▸ What you should do:
Extract every line from the entries below and reproduce each one verbatim.

* start Data supplied *

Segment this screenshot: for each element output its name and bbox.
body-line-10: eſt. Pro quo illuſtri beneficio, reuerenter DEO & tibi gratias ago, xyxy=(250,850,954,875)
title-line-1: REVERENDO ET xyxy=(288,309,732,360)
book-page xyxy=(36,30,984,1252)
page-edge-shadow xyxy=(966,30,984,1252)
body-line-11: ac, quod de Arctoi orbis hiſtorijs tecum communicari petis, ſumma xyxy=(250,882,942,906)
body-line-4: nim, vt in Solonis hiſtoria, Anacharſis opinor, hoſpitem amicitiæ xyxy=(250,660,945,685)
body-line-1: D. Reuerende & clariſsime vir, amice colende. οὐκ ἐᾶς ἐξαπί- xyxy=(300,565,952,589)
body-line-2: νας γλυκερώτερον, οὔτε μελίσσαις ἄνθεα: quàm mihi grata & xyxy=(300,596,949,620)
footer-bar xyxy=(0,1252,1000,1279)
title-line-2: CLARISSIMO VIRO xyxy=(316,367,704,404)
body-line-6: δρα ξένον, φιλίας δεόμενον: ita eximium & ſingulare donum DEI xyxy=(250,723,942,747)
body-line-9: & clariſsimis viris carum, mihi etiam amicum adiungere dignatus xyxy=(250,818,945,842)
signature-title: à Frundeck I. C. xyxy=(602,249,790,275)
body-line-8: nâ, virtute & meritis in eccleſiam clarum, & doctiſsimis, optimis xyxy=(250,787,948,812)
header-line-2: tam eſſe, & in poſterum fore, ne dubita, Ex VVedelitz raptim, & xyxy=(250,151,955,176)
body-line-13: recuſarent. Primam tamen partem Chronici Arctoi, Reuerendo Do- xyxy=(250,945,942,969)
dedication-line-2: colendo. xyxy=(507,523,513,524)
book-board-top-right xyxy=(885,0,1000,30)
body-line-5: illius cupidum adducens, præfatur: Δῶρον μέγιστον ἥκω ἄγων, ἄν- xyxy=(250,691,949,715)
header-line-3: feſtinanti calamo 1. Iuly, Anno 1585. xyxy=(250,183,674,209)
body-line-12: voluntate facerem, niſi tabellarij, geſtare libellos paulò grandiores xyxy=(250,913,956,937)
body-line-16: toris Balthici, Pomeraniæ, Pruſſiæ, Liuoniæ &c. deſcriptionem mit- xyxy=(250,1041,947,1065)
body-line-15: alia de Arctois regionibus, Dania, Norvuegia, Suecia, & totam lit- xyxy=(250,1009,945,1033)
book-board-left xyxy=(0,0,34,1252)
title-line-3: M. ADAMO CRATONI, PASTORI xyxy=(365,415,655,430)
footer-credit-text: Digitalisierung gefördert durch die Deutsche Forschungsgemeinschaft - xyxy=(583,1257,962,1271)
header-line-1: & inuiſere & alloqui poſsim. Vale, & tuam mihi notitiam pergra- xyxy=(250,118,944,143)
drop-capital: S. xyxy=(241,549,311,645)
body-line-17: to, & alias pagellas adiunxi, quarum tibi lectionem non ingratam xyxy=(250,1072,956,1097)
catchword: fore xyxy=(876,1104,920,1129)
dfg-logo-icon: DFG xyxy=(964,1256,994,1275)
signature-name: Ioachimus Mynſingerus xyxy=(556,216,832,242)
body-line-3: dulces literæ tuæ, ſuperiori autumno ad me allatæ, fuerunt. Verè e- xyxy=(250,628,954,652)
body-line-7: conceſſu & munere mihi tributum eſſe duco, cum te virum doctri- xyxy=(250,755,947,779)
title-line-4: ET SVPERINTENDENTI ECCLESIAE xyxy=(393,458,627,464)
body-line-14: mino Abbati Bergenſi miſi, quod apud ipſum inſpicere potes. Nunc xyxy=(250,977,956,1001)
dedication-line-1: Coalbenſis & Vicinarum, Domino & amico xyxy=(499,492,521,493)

* end Data supplied *

▸ Worked solution:
Segment this screenshot: for each element output its name and bbox.
body-line-10: eſt. Pro quo illuſtri beneficio, reuerenter DEO & tibi gratias ago, xyxy=(250,850,954,875)
title-line-1: REVERENDO ET xyxy=(288,309,732,360)
book-page xyxy=(36,30,984,1252)
page-edge-shadow xyxy=(966,30,984,1252)
body-line-11: ac, quod de Arctoi orbis hiſtorijs tecum communicari petis, ſumma xyxy=(250,882,942,906)
body-line-4: nim, vt in Solonis hiſtoria, Anacharſis opinor, hoſpitem amicitiæ xyxy=(250,660,945,685)
body-line-1: D. Reuerende & clariſsime vir, amice colende. οὐκ ἐᾶς ἐξαπί- xyxy=(300,565,952,589)
body-line-2: νας γλυκερώτερον, οὔτε μελίσσαις ἄνθεα: quàm mihi grata & xyxy=(300,596,949,620)
footer-bar xyxy=(0,1252,1000,1279)
title-line-2: CLARISSIMO VIRO xyxy=(316,367,704,404)
body-line-6: δρα ξένον, φιλίας δεόμενον: ita eximium & ſingulare donum DEI xyxy=(250,723,942,747)
body-line-9: & clariſsimis viris carum, mihi etiam amicum adiungere dignatus xyxy=(250,818,945,842)
signature-title: à Frundeck I. C. xyxy=(602,249,790,275)
body-line-8: nâ, virtute & meritis in eccleſiam clarum, & doctiſsimis, optimis xyxy=(250,787,948,812)
header-line-2: tam eſſe, & in poſterum fore, ne dubita, Ex VVedelitz raptim, & xyxy=(250,151,955,176)
body-line-13: recuſarent. Primam tamen partem Chronici Arctoi, Reuerendo Do- xyxy=(250,945,942,969)
dedication-line-2: colendo. xyxy=(507,523,513,524)
book-board-top-right xyxy=(885,0,1000,30)
body-line-5: illius cupidum adducens, præfatur: Δῶρον μέγιστον ἥκω ἄγων, ἄν- xyxy=(250,691,949,715)
header-line-3: feſtinanti calamo 1. Iuly, Anno 1585. xyxy=(250,183,674,209)
body-line-12: voluntate facerem, niſi tabellarij, geſtare libellos paulò grandiores xyxy=(250,913,956,937)
body-line-16: toris Balthici, Pomeraniæ, Pruſſiæ, Liuoniæ &c. deſcriptionem mit- xyxy=(250,1041,947,1065)
body-line-15: alia de Arctois regionibus, Dania, Norvuegia, Suecia, & totam lit- xyxy=(250,1009,945,1033)
book-board-left xyxy=(0,0,34,1252)
title-line-3: M. ADAMO CRATONI, PASTORI xyxy=(365,415,655,430)
footer-credit-text: Digitalisierung gefördert durch die Deutsche Forschungsgemeinschaft - xyxy=(583,1257,962,1271)
header-line-1: & inuiſere & alloqui poſsim. Vale, & tuam mihi notitiam pergra- xyxy=(250,118,944,143)
drop-capital: S. xyxy=(241,549,311,645)
body-line-17: to, & alias pagellas adiunxi, quarum tibi lectionem non ingratam xyxy=(250,1072,956,1097)
catchword: fore xyxy=(876,1104,920,1129)
dfg-logo-icon: DFG xyxy=(964,1256,994,1275)
signature-name: Ioachimus Mynſingerus xyxy=(556,216,832,242)
body-line-3: dulces literæ tuæ, ſuperiori autumno ad me allatæ, fuerunt. Verè e- xyxy=(250,628,954,652)
body-line-7: conceſſu & munere mihi tributum eſſe duco, cum te virum doctri- xyxy=(250,755,947,779)
title-line-4: ET SVPERINTENDENTI ECCLESIAE xyxy=(393,458,627,464)
body-line-14: mino Abbati Bergenſi miſi, quod apud ipſum inſpicere potes. Nunc xyxy=(250,977,956,1001)
dedication-line-1: Coalbenſis & Vicinarum, Domino & amico xyxy=(499,492,521,493)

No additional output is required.